**What you need to do**
Give the data below again exactly as written, without its pictures.

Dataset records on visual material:
▼

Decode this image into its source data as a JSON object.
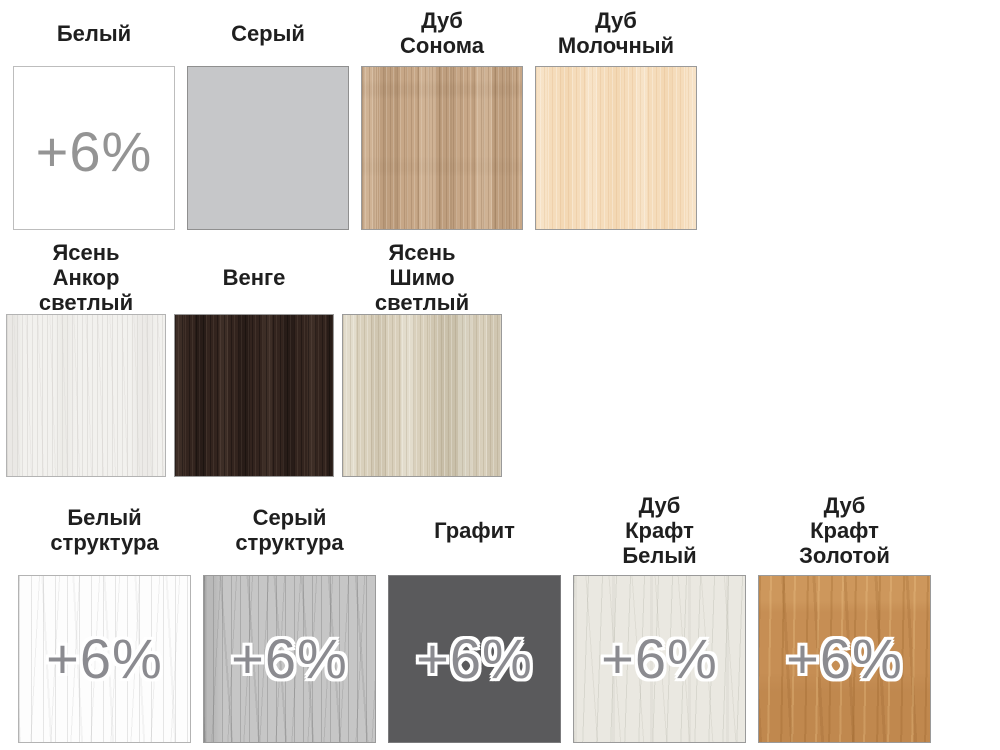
{
  "page": {
    "background": "#ffffff",
    "label_color": "#1f1f1f"
  },
  "surcharge": {
    "label": "+6%",
    "plain_color": "#949494",
    "outlined_color": "#8b8b90",
    "outline_color": "#ffffff"
  },
  "rows": [
    {
      "name": "row-1",
      "cells": [
        {
          "id": "beliy",
          "label": "Белый",
          "label_lines": [
            "Белый"
          ],
          "color": "#ffffff",
          "texture": "white",
          "surcharge": "plain"
        },
        {
          "id": "seriy",
          "label": "Серый",
          "label_lines": [
            "Серый"
          ],
          "color": "#c6c7c9",
          "texture": "gray",
          "surcharge": null
        },
        {
          "id": "dub-sonoma",
          "label": "Дуб Сонома",
          "label_lines": [
            "Дуб",
            "Сонома"
          ],
          "color": "#c7a787",
          "texture": "sonoma",
          "surcharge": null
        },
        {
          "id": "dub-molochnyy",
          "label": "Дуб Молочный",
          "label_lines": [
            "Дуб",
            "Молочный"
          ],
          "color": "#f5dcbb",
          "texture": "milky",
          "surcharge": null
        }
      ]
    },
    {
      "name": "row-2",
      "cells": [
        {
          "id": "yasen-ankor",
          "label": "Ясень Анкор светлый",
          "label_lines": [
            "Ясень",
            "Анкор",
            "светлый"
          ],
          "color": "#f2f1ee",
          "texture": "ash-anchor",
          "surcharge": null
        },
        {
          "id": "venge",
          "label": "Венге",
          "label_lines": [
            "Венге"
          ],
          "color": "#33241e",
          "texture": "wenge",
          "surcharge": null
        },
        {
          "id": "yasen-shimo",
          "label": "Ясень Шимо светлый",
          "label_lines": [
            "Ясень",
            "Шимо",
            "светлый"
          ],
          "color": "#d9d0bc",
          "texture": "ash-shimo",
          "surcharge": null
        }
      ]
    },
    {
      "name": "row-3",
      "cells": [
        {
          "id": "beliy-struktura",
          "label": "Белый структура",
          "label_lines": [
            "Белый",
            "структура"
          ],
          "color": "#fdfdfd",
          "texture": "white-structure",
          "surcharge": "outlined"
        },
        {
          "id": "seriy-struktura",
          "label": "Серый структура",
          "label_lines": [
            "Серый",
            "структура"
          ],
          "color": "#c6c6c6",
          "texture": "gray-structure",
          "surcharge": "outlined"
        },
        {
          "id": "grafit",
          "label": "Графит",
          "label_lines": [
            "Графит"
          ],
          "color": "#5a5a5c",
          "texture": "graphite",
          "surcharge": "outlined"
        },
        {
          "id": "dub-kraft-beliy",
          "label": "Дуб Крафт Белый",
          "label_lines": [
            "Дуб",
            "Крафт",
            "Белый"
          ],
          "color": "#eae8e1",
          "texture": "craft-white",
          "surcharge": "outlined"
        },
        {
          "id": "dub-kraft-zolotoy",
          "label": "Дуб Крафт Золотой",
          "label_lines": [
            "Дуб",
            "Крафт",
            "Золотой"
          ],
          "color": "#c68e54",
          "texture": "craft-gold",
          "surcharge": "outlined"
        }
      ]
    }
  ]
}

▲

**Output**
Decode this image into its source data as a JSON object.
{
  "page": {
    "background": "#ffffff",
    "label_color": "#1f1f1f"
  },
  "surcharge": {
    "label": "+6%",
    "plain_color": "#949494",
    "outlined_color": "#8b8b90",
    "outline_color": "#ffffff"
  },
  "rows": [
    {
      "name": "row-1",
      "cells": [
        {
          "id": "beliy",
          "label": "Белый",
          "label_lines": [
            "Белый"
          ],
          "color": "#ffffff",
          "texture": "white",
          "surcharge": "plain"
        },
        {
          "id": "seriy",
          "label": "Серый",
          "label_lines": [
            "Серый"
          ],
          "color": "#c6c7c9",
          "texture": "gray",
          "surcharge": null
        },
        {
          "id": "dub-sonoma",
          "label": "Дуб Сонома",
          "label_lines": [
            "Дуб",
            "Сонома"
          ],
          "color": "#c7a787",
          "texture": "sonoma",
          "surcharge": null
        },
        {
          "id": "dub-molochnyy",
          "label": "Дуб Молочный",
          "label_lines": [
            "Дуб",
            "Молочный"
          ],
          "color": "#f5dcbb",
          "texture": "milky",
          "surcharge": null
        }
      ]
    },
    {
      "name": "row-2",
      "cells": [
        {
          "id": "yasen-ankor",
          "label": "Ясень Анкор светлый",
          "label_lines": [
            "Ясень",
            "Анкор",
            "светлый"
          ],
          "color": "#f2f1ee",
          "texture": "ash-anchor",
          "surcharge": null
        },
        {
          "id": "venge",
          "label": "Венге",
          "label_lines": [
            "Венге"
          ],
          "color": "#33241e",
          "texture": "wenge",
          "surcharge": null
        },
        {
          "id": "yasen-shimo",
          "label": "Ясень Шимо светлый",
          "label_lines": [
            "Ясень",
            "Шимо",
            "светлый"
          ],
          "color": "#d9d0bc",
          "texture": "ash-shimo",
          "surcharge": null
        }
      ]
    },
    {
      "name": "row-3",
      "cells": [
        {
          "id": "beliy-struktura",
          "label": "Белый структура",
          "label_lines": [
            "Белый",
            "структура"
          ],
          "color": "#fdfdfd",
          "texture": "white-structure",
          "surcharge": "outlined"
        },
        {
          "id": "seriy-struktura",
          "label": "Серый структура",
          "label_lines": [
            "Серый",
            "структура"
          ],
          "color": "#c6c6c6",
          "texture": "gray-structure",
          "surcharge": "outlined"
        },
        {
          "id": "grafit",
          "label": "Графит",
          "label_lines": [
            "Графит"
          ],
          "color": "#5a5a5c",
          "texture": "graphite",
          "surcharge": "outlined"
        },
        {
          "id": "dub-kraft-beliy",
          "label": "Дуб Крафт Белый",
          "label_lines": [
            "Дуб",
            "Крафт",
            "Белый"
          ],
          "color": "#eae8e1",
          "texture": "craft-white",
          "surcharge": "outlined"
        },
        {
          "id": "dub-kraft-zolotoy",
          "label": "Дуб Крафт Золотой",
          "label_lines": [
            "Дуб",
            "Крафт",
            "Золотой"
          ],
          "color": "#c68e54",
          "texture": "craft-gold",
          "surcharge": "outlined"
        }
      ]
    }
  ]
}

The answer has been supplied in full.